━━━━━ DATASET ENTRIES ━━━━━

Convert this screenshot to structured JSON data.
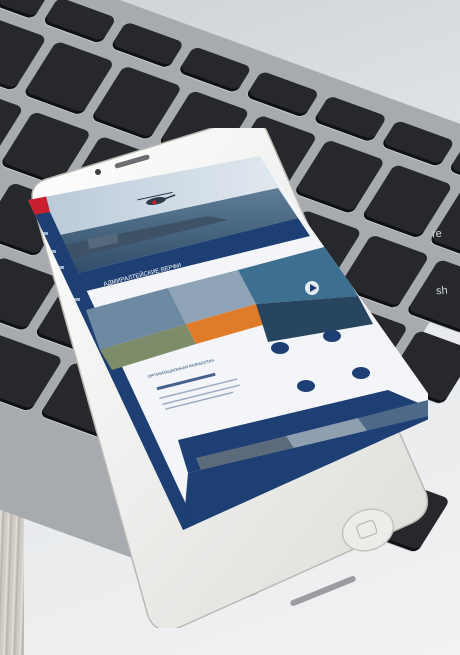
{
  "site": {
    "title": "АДМИРАЛТЕЙСКИЕ ВЕРФИ",
    "section_title": "ОРГАНИЗАЦИОННАЯ РАЗРАБОТКА"
  },
  "keyboard": {
    "visible_key_labels": [
      "re",
      "sh"
    ]
  },
  "colors": {
    "site_primary": "#1d3f73",
    "site_accent": "#c8202f",
    "phone_frame": "#f4f4f2",
    "keys": "#26282b"
  }
}
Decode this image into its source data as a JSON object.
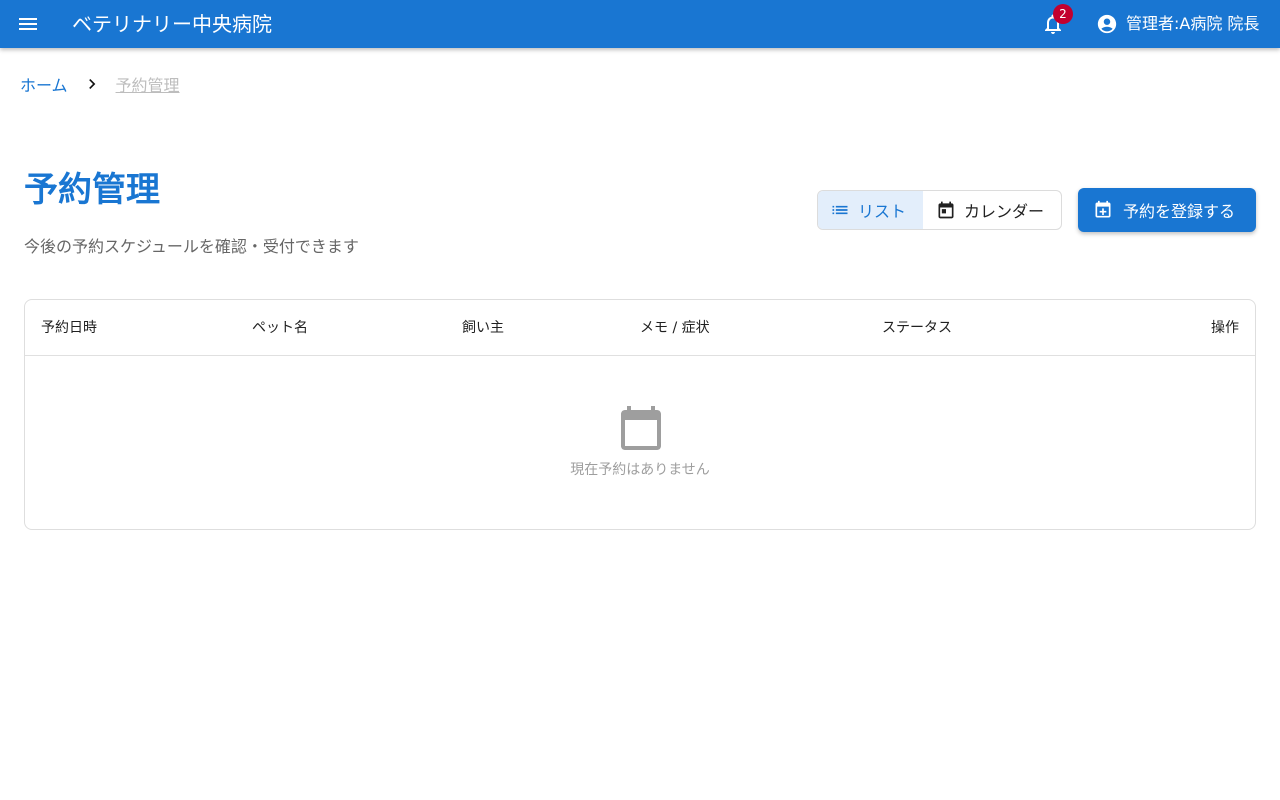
{
  "appbar": {
    "menu_icon": "menu-icon",
    "title": "ベテリナリー中央病院",
    "notifications": {
      "icon": "bell-icon",
      "count": "2"
    },
    "user": {
      "icon": "account-circle-icon",
      "name": "管理者:A病院 院長"
    }
  },
  "breadcrumb": {
    "home": "ホーム",
    "separator_icon": "chevron-right-icon",
    "current": "予約管理"
  },
  "page": {
    "title": "予約管理",
    "subtitle": "今後の予約スケジュールを確認・受付できます"
  },
  "view_toggle": {
    "selected": "list",
    "list": {
      "icon": "list-icon",
      "label": "リスト"
    },
    "calendar": {
      "icon": "calendar-icon",
      "label": "カレンダー"
    }
  },
  "register_button": {
    "icon": "calendar-add-icon",
    "label": "予約を登録する"
  },
  "table": {
    "columns": [
      "予約日時",
      "ペット名",
      "飼い主",
      "メモ / 症状",
      "ステータス",
      "操作"
    ],
    "rows": [],
    "empty": {
      "icon": "calendar-icon",
      "message": "現在予約はありません"
    }
  },
  "colors": {
    "primary": "#1976d2",
    "badge": "#c2002f",
    "toggle_selected_bg": "#e3eefb"
  }
}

━━━━━

• [TASK REQUIREMENTS]
Keep the pictures out of your copy, and repeat every entry above exactly.

• [TASK SOLUTION]
Convert this screenshot to structured JSON data.
{
  "site": {
    "title": "АДМИРАЛТЕЙСКИЕ ВЕРФИ",
    "section_title": "ОРГАНИЗАЦИОННАЯ РАЗРАБОТКА"
  },
  "keyboard": {
    "visible_key_labels": [
      "re",
      "sh"
    ]
  },
  "colors": {
    "site_primary": "#1d3f73",
    "site_accent": "#c8202f",
    "phone_frame": "#f4f4f2",
    "keys": "#26282b"
  }
}
Decode this image into its source data as a JSON object.
{
  "appbar": {
    "menu_icon": "menu-icon",
    "title": "ベテリナリー中央病院",
    "notifications": {
      "icon": "bell-icon",
      "count": "2"
    },
    "user": {
      "icon": "account-circle-icon",
      "name": "管理者:A病院 院長"
    }
  },
  "breadcrumb": {
    "home": "ホーム",
    "separator_icon": "chevron-right-icon",
    "current": "予約管理"
  },
  "page": {
    "title": "予約管理",
    "subtitle": "今後の予約スケジュールを確認・受付できます"
  },
  "view_toggle": {
    "selected": "list",
    "list": {
      "icon": "list-icon",
      "label": "リスト"
    },
    "calendar": {
      "icon": "calendar-icon",
      "label": "カレンダー"
    }
  },
  "register_button": {
    "icon": "calendar-add-icon",
    "label": "予約を登録する"
  },
  "table": {
    "columns": [
      "予約日時",
      "ペット名",
      "飼い主",
      "メモ / 症状",
      "ステータス",
      "操作"
    ],
    "rows": [],
    "empty": {
      "icon": "calendar-icon",
      "message": "現在予約はありません"
    }
  },
  "colors": {
    "primary": "#1976d2",
    "badge": "#c2002f",
    "toggle_selected_bg": "#e3eefb"
  }
}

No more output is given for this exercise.